*** Opening of Source passage ***
Sickle cell disease, also called sickle cell anemia or just “sickle cell,” is a genetic disease where red blood cells can take the shape of a crescent, or sickle, and that change allows them to more easily be destroyed, causing anemia among other things.
Sickle cell disease is caused by defective hemoglobin, which is the oxygen-carrying protein in red blood cells. Hemoglobin is actually made up of four peptide chains, each bound to a heme group.
Different hemoglobins have different combinations of these chains. Hemoglobin A (or HbA), made up of two α-globin and two β-globin peptide chains, is the primary hemoglobin affected in sickle cell.
Specifically, the β-globin chains end up misshapen. This is because of a mutation in the beta globin gene, or HBB gene.
Sickle cell is an autosomal recessive disease, so a mutation in both copies of the beta globin gene is needed to get the disease; if the person has just one copy of the mutation and one normal HBB gene, then they’re a sickle cell carrier, also called sickle trait.
*** Close of Source passage ***
*** Opening of Listed entries ***
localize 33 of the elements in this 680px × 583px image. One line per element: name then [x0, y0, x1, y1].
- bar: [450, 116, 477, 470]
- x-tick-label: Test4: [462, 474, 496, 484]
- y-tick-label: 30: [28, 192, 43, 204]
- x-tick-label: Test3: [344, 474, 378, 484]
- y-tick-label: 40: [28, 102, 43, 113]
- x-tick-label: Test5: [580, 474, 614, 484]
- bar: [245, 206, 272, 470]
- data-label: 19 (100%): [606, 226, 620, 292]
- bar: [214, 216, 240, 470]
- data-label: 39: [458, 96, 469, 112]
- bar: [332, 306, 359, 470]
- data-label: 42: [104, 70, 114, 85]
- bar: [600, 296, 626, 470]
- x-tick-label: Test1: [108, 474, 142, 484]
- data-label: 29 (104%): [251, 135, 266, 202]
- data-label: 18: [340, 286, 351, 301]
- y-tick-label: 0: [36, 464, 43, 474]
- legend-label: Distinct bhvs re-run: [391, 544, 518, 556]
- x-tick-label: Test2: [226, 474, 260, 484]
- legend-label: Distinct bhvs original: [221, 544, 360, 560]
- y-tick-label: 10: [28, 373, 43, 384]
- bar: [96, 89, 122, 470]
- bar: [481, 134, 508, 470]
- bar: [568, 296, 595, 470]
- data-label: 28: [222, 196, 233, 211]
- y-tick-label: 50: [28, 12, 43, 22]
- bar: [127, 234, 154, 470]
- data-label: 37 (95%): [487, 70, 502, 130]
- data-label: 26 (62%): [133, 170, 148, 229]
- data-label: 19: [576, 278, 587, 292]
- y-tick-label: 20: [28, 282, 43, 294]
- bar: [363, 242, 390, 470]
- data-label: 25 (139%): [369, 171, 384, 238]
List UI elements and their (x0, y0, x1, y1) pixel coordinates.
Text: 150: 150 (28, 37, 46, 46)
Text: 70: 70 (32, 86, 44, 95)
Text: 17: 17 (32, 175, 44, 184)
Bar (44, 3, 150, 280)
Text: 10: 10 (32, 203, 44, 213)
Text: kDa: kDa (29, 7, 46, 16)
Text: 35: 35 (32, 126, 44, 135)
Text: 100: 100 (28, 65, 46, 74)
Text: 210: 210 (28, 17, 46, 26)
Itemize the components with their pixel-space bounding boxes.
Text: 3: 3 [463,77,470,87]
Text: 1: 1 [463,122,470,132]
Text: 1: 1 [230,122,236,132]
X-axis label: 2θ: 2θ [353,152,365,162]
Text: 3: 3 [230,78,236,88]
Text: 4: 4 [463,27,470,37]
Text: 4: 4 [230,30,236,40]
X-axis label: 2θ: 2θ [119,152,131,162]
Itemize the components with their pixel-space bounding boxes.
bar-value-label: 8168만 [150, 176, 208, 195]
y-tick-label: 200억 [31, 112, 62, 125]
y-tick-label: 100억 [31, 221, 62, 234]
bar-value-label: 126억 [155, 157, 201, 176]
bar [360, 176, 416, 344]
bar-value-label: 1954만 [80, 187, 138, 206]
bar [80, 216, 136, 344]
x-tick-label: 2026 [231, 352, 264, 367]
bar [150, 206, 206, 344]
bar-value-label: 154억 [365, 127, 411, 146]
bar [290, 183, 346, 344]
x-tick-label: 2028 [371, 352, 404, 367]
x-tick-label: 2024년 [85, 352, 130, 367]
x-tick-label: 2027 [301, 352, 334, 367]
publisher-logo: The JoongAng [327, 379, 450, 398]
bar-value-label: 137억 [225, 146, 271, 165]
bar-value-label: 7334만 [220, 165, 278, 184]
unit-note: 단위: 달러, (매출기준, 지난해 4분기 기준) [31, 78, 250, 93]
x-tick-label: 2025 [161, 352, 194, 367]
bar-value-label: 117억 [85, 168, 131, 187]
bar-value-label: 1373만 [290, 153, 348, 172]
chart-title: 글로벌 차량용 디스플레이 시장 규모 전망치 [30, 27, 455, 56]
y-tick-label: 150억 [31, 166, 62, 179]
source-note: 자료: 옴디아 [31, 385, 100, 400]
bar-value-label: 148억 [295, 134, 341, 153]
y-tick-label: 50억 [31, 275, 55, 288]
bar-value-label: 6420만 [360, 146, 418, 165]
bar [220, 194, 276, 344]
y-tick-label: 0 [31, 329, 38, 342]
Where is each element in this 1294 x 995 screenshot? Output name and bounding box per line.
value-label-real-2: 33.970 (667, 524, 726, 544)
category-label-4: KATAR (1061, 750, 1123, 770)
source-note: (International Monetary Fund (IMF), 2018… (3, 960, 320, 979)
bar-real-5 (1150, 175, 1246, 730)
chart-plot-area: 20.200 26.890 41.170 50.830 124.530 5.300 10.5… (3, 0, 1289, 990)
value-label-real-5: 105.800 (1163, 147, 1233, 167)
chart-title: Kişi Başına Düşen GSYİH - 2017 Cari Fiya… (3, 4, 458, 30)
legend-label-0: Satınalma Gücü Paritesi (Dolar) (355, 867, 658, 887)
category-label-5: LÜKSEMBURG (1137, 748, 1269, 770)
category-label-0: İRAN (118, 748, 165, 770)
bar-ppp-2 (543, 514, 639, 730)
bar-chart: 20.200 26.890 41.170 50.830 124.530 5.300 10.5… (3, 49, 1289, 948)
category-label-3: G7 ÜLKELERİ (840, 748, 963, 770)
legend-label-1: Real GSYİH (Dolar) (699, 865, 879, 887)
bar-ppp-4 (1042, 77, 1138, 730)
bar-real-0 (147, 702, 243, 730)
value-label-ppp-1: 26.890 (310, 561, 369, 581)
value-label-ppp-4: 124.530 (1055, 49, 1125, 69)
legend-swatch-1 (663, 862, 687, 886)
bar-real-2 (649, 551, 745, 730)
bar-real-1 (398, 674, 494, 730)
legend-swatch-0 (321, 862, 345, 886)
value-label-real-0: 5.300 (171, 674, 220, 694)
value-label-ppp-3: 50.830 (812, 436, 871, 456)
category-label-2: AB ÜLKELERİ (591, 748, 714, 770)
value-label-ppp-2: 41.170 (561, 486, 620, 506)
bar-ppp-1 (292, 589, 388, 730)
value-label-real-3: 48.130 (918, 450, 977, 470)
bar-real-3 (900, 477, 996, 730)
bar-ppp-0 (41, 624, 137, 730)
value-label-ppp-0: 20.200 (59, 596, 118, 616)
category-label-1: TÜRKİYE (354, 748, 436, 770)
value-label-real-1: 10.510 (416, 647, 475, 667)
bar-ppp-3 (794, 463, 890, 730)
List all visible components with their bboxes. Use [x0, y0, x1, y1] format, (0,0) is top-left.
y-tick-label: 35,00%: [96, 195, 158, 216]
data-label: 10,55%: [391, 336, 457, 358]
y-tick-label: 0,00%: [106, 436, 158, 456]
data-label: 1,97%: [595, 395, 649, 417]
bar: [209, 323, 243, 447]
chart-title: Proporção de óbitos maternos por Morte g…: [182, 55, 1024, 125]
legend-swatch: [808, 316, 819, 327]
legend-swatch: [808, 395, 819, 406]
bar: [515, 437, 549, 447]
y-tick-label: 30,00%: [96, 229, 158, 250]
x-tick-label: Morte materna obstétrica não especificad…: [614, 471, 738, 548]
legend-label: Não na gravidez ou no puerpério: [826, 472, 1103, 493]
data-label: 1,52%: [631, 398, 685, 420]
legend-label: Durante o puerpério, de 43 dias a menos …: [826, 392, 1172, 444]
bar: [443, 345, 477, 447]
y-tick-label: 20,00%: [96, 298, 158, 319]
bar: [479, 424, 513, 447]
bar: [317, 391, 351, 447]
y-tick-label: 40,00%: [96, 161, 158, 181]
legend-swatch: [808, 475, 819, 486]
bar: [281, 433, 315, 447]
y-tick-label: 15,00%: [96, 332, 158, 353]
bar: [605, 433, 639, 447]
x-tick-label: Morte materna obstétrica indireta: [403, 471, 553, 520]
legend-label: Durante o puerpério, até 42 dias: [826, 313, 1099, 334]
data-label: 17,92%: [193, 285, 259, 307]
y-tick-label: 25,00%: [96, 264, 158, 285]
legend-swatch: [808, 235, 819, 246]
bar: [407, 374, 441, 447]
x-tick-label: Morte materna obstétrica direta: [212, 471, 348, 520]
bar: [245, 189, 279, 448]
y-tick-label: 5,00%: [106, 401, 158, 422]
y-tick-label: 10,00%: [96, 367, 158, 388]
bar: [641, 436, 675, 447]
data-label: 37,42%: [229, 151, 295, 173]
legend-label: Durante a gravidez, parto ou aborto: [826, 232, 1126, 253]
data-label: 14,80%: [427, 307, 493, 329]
*** Close of Listed entries ***
- [Directions]:
a) List every name the passage on sickle cell disease gives for the disease itself.
b) According to the sickle cell disease passage, why is a person with one mutated HBB gene and one normal HBB gene a carrier rather than someone with the disease?
c) Pick up the passage on sickle cell disease after its final sentence and continue writing it.
The records aren't needed for any of these tasks.

- [Per-task answers]:
a) sickle cell disease, sickle cell anemia, sickle cell

b) Sickle cell is an autosomal recessive disease, so both copies of the beta globin gene must carry the mutation for the disease to develop. With only one mutated copy and one normal HBB gene, the person is a sickle cell carrier, which is also called sickle trait.

c)
Having sickle trait doesn’t cause health problems unless the person is exposed to extreme conditions like high altitude or dehydration, where some sickle cell disease-like symptoms can crop up.
What it does do is decrease the severity of infection by Plasmodium falciparum malaria, so in parts of the world with a high malaria burden, like Africa and pockets of southern Asia, those with sickle trait actually have an evolutionary advantage.
This phenomenon is called heterozygote advantage, and it's unfortunate consequence is a high rate of sickle cell disease in people from these parts of the world.
Almost always, the sickle cell mutation is a nonconservative missense mutation that results in the 6th amino acid of beta globin being a valine instead of glutamic acid.